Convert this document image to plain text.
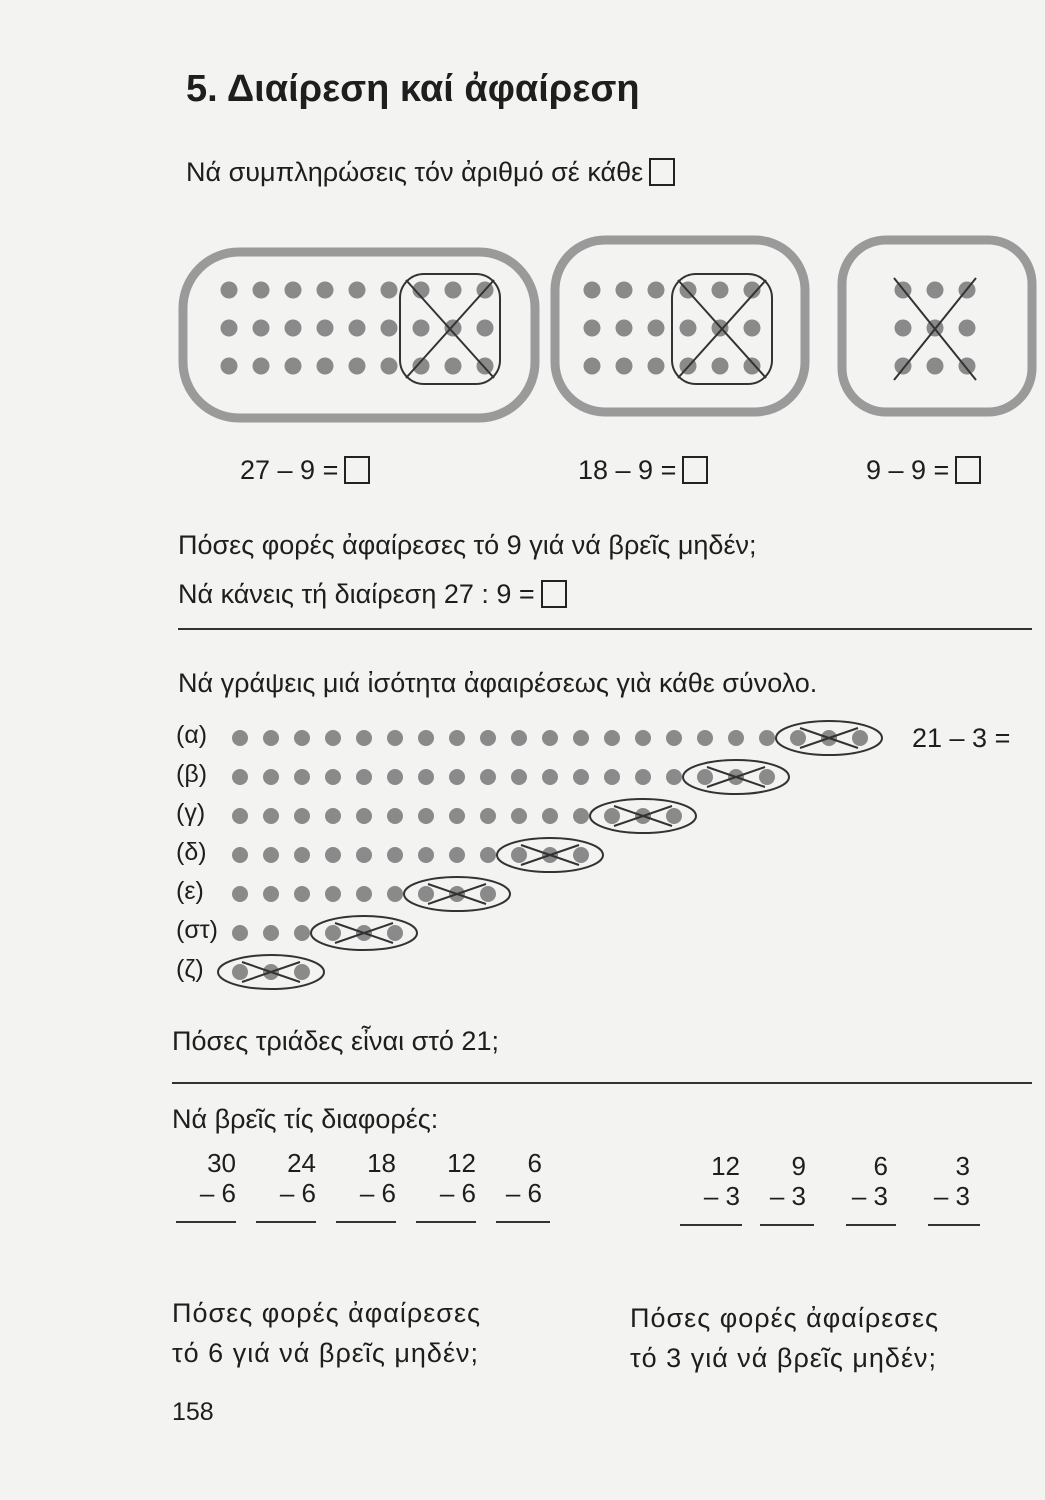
5. Διαίρεση καί ἀφαίρεση
Νά συμπληρώσεις τόν ἀριθμό σέ κάθε
27 – 9 =	18 – 9 =	9 – 9 =
Πόσες φορές ἀφαίρεσες τό 9 γιά νά βρεῖς μηδέν;
Νά κάνεις τή διαίρεση 27 : 9 =
Νά γράψεις μιά ἰσότητα ἀφαιρέσεως γιὰ κάθε σύνολο.
(α)
(β)
(γ)
(δ)
(ε)
(στ)
(ζ)
21 – 3 =
Πόσες τριάδες εἶναι στό 21;
Νά βρεῖς τίς διαφορές:
30
– 6
24
– 6
18
– 6
12
– 6
6
– 6
12
– 3
9
– 3
6
– 3
3
– 3
Πόσες φορές ἀφαίρεσες
τό 6 γιά νά βρεῖς μηδέν;
Πόσες φορές ἀφαίρεσες
τό 3 γιά νά βρεῖς μηδέν;
158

□ □ □

Look over the listing. Pull out every line with the string "κάθε" in it.

Νά συμπληρώσεις τόν ἀριθμό σέ κάθε
Νά γράψεις μιά ἰσότητα ἀφαιρέσεως γιὰ κάθε σύνολο.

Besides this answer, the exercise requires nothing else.